• **Task prompt**: Convert the data from the line containing "742 491 772</box>" through the line containing "1063 834 1137</box>" into a Markdown table with the columns Row and Line. Number each line in order and skip any blank lines.

--*--

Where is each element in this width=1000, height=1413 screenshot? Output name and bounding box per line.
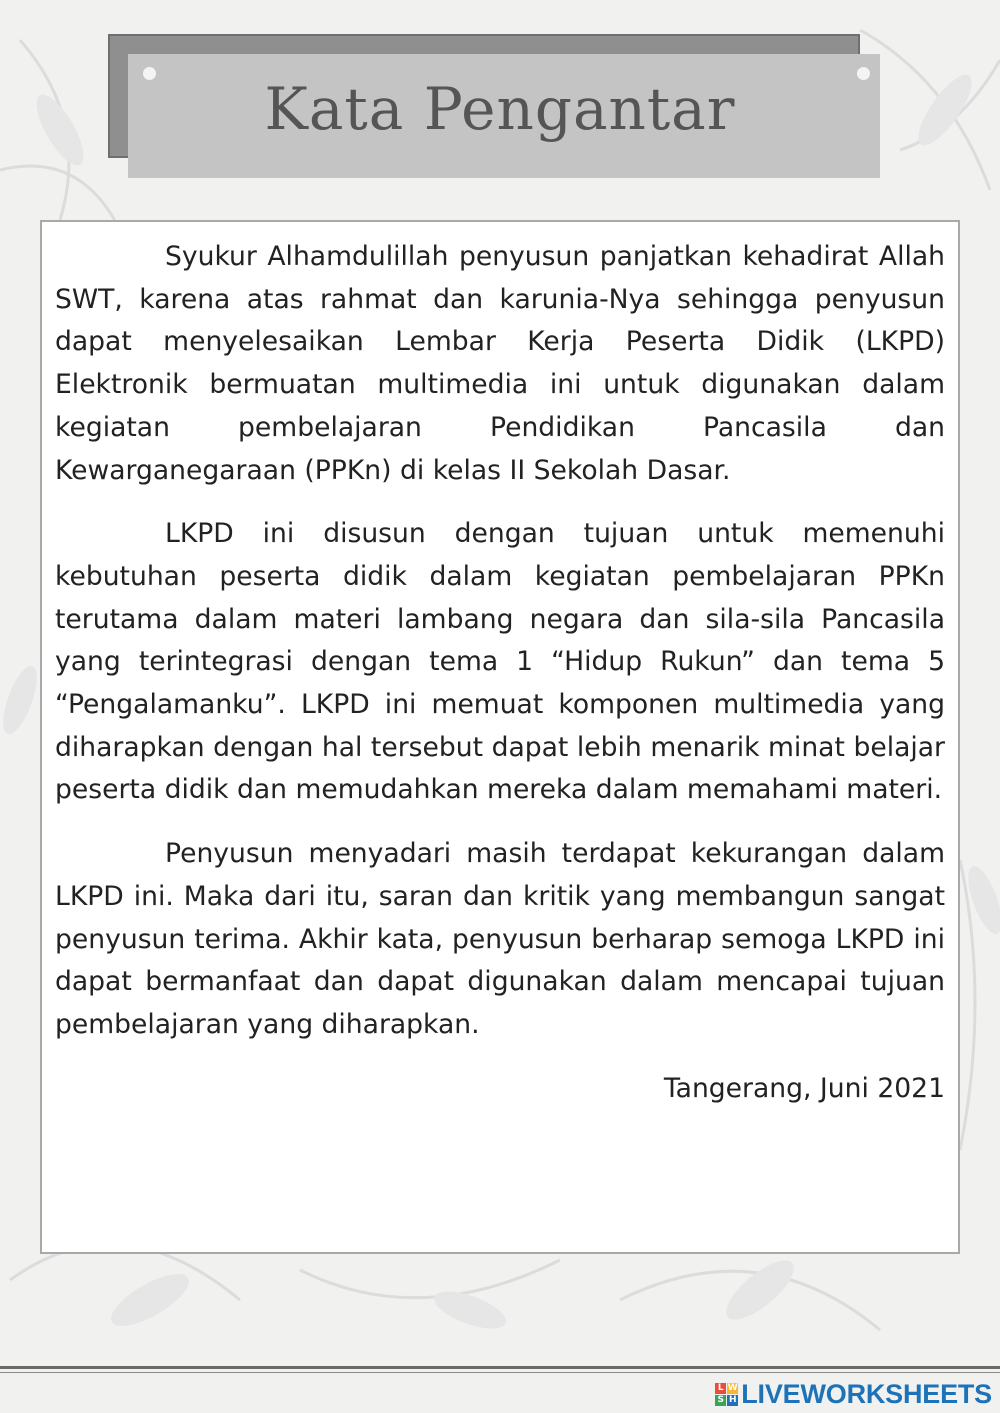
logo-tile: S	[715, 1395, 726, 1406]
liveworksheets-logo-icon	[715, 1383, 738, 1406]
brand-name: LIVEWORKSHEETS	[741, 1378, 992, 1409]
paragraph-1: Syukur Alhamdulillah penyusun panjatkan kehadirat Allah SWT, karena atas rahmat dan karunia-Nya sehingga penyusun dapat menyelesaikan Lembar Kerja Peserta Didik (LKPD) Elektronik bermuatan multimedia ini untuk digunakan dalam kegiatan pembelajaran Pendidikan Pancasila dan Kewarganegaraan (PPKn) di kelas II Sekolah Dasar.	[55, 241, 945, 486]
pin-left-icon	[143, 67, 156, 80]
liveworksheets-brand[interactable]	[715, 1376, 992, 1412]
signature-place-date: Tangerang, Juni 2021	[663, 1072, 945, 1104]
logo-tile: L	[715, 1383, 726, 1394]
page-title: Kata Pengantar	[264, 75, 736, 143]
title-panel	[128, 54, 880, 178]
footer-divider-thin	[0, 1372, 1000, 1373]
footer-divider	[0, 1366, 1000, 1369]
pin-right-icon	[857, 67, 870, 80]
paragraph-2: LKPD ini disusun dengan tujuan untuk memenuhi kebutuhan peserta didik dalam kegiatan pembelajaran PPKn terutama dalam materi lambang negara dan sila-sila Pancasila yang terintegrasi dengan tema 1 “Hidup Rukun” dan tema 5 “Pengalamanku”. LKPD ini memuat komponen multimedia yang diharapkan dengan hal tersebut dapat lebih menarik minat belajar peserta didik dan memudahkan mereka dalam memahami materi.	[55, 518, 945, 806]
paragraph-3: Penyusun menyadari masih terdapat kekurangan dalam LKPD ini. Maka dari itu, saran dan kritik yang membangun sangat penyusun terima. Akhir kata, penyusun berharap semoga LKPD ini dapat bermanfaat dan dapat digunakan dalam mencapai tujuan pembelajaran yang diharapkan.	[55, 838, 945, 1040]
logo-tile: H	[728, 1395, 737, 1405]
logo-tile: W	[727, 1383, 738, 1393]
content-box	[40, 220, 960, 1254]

--*--

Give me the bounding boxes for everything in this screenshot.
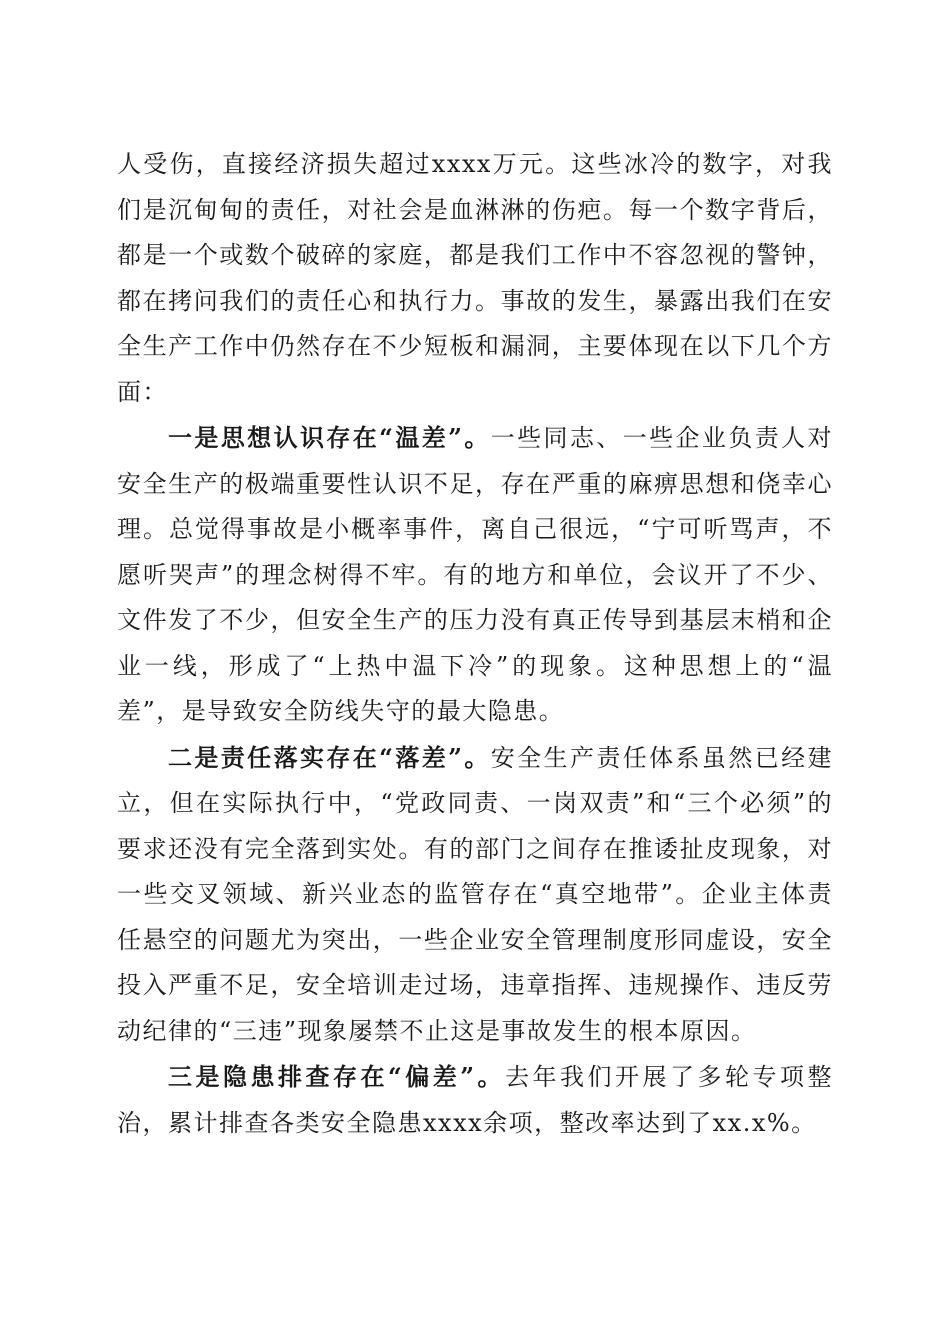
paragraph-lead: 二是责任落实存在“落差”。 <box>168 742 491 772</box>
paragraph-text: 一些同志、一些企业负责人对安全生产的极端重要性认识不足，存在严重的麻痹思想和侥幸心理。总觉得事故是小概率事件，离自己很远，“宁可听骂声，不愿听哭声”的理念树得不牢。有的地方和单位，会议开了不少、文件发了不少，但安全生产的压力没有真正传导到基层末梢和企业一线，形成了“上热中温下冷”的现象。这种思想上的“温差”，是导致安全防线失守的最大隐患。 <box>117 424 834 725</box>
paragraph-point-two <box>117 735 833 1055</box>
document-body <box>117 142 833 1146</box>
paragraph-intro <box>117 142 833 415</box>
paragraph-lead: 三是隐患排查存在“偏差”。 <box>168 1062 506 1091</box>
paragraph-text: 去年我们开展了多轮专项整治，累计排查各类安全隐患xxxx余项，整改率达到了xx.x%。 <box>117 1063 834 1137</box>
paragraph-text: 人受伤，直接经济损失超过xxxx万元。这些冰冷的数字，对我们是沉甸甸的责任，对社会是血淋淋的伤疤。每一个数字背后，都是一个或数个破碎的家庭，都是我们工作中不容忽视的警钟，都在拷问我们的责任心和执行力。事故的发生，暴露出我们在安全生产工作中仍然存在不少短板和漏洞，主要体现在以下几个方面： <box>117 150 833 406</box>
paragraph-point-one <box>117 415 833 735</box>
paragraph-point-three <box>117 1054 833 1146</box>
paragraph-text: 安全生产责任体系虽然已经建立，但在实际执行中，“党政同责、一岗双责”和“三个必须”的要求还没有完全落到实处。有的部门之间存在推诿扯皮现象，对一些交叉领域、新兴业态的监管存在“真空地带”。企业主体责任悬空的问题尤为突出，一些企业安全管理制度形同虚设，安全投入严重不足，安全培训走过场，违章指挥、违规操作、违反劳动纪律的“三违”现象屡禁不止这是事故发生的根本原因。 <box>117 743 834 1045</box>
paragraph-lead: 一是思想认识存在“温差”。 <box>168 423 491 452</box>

--*--

• **Written solution**:
| Row | Line |
|---|---|
| 1 | paragraph-lead: 二是责任落实存在“落差”。 <box>168 742 491 772</box> |
| 2 | paragraph-text: 一些同志、一些企业负责人对安全生产的极端重要性认识不足，存在严重的麻痹思想和侥幸心理。总觉得事故是小概率事件，离自己很远，“宁可听骂声，不愿听哭声”的理念树得不牢。有的地方和单位，会议开了不少、文件发了不少，但安全生产的压力没有真正传导到基层末梢和企业一线，形成了“上热中温下冷”的现象。这种思想上的“温差”，是导致安全防线失守的最大隐患。 <box>117 424 834 725</box> |
| 3 | paragraph-point-two <box>117 735 833 1055</box> |
| 4 | document-body <box>117 142 833 1146</box> |
| 5 | paragraph-intro <box>117 142 833 415</box> |
| 6 | paragraph-lead: 三是隐患排查存在“偏差”。 <box>168 1062 506 1091</box> |
| 7 | paragraph-text: 去年我们开展了多轮专项整治，累计排查各类安全隐患xxxx余项，整改率达到了xx.x%。 <box>117 1063 834 1137</box> |